### WHAT YOU SHOULD DO
Output all of the entries exactly as written.

### DATA SHOWN
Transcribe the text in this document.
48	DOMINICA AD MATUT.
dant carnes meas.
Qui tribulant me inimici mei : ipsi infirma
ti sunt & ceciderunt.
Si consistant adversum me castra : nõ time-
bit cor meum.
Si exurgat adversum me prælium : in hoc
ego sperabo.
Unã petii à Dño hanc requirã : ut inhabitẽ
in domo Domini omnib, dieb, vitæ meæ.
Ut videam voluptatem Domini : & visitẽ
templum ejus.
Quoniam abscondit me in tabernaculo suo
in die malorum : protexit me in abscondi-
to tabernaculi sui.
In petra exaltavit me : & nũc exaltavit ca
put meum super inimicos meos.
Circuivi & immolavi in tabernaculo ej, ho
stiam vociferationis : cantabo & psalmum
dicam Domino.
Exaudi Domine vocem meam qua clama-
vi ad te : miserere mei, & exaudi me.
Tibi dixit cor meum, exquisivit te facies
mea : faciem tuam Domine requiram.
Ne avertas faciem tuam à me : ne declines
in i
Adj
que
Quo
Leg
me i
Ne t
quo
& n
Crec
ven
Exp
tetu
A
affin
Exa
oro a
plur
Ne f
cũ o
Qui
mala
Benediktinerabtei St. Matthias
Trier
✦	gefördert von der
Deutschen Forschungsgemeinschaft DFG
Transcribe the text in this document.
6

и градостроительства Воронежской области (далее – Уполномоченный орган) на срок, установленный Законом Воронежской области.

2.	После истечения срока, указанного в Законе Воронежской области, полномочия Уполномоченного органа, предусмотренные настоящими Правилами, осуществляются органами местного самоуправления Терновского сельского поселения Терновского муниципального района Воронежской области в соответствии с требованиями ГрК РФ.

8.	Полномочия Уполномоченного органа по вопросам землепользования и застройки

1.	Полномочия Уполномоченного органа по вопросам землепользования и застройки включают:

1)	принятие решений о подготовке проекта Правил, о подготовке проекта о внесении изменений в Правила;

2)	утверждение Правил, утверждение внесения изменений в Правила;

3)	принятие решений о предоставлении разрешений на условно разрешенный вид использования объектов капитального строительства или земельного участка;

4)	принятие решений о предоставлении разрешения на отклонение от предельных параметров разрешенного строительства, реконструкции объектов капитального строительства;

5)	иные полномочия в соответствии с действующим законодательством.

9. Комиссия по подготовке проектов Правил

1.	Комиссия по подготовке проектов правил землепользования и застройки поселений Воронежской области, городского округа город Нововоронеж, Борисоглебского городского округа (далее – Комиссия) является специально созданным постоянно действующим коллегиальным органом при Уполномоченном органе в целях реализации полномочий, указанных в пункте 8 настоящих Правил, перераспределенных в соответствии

### COMPLETED EXERCISE
Transcribe the text in this document.
48	DOMINICA AD MATUT.
dant carnes meas.
Qui tribulant me inimici mei : ipsi infirma
ti sunt & ceciderunt.
Si consistant adversum me castra : nõ time-
bit cor meum.
Si exurgat adversum me prælium : in hoc
ego sperabo.
Unã petii à Dño hanc requirã : ut inhabitẽ
in domo Domini omnib, dieb, vitæ meæ.
Ut videam voluptatem Domini : & visitẽ
templum ejus.
Quoniam abscondit me in tabernaculo suo
in die malorum : protexit me in abscondi-
to tabernaculi sui.
In petra exaltavit me : & nũc exaltavit ca
put meum super inimicos meos.
Circuivi & immolavi in tabernaculo ej, ho
stiam vociferationis : cantabo & psalmum
dicam Domino.
Exaudi Domine vocem meam qua clama-
vi ad te : miserere mei, & exaudi me.
Tibi dixit cor meum, exquisivit te facies
mea : faciem tuam Domine requiram.
Ne avertas faciem tuam à me : ne declines
in i
Adj
que
Quo
Leg
me i
Ne t
quo
& n
Crec
ven
Exp
tetu
A
affin
Exa
oro a
plur
Ne f
cũ o
Qui
mala
Benediktinerabtei St. Matthias
Trier
✦	gefördert von der
Deutschen Forschungsgemeinschaft DFG
Transcribe the text in this document.
6

и градостроительства Воронежской области (далее – Уполномоченный орган) на срок, установленный Законом Воронежской области.

2.	После истечения срока, указанного в Законе Воронежской области, полномочия Уполномоченного органа, предусмотренные настоящими Правилами, осуществляются органами местного самоуправления Терновского сельского поселения Терновского муниципального района Воронежской области в соответствии с требованиями ГрК РФ.

8.	Полномочия Уполномоченного органа по вопросам землепользования и застройки

1.	Полномочия Уполномоченного органа по вопросам землепользования и застройки включают:

1)	принятие решений о подготовке проекта Правил, о подготовке проекта о внесении изменений в Правила;

2)	утверждение Правил, утверждение внесения изменений в Правила;

3)	принятие решений о предоставлении разрешений на условно разрешенный вид использования объектов капитального строительства или земельного участка;

4)	принятие решений о предоставлении разрешения на отклонение от предельных параметров разрешенного строительства, реконструкции объектов капитального строительства;

5)	иные полномочия в соответствии с действующим законодательством.

9. Комиссия по подготовке проектов Правил

1.	Комиссия по подготовке проектов правил землепользования и застройки поселений Воронежской области, городского округа город Нововоронеж, Борисоглебского городского округа (далее – Комиссия) является специально созданным постоянно действующим коллегиальным органом при Уполномоченном органе в целях реализации полномочий, указанных в пункте 8 настоящих Правил, перераспределенных в соответствии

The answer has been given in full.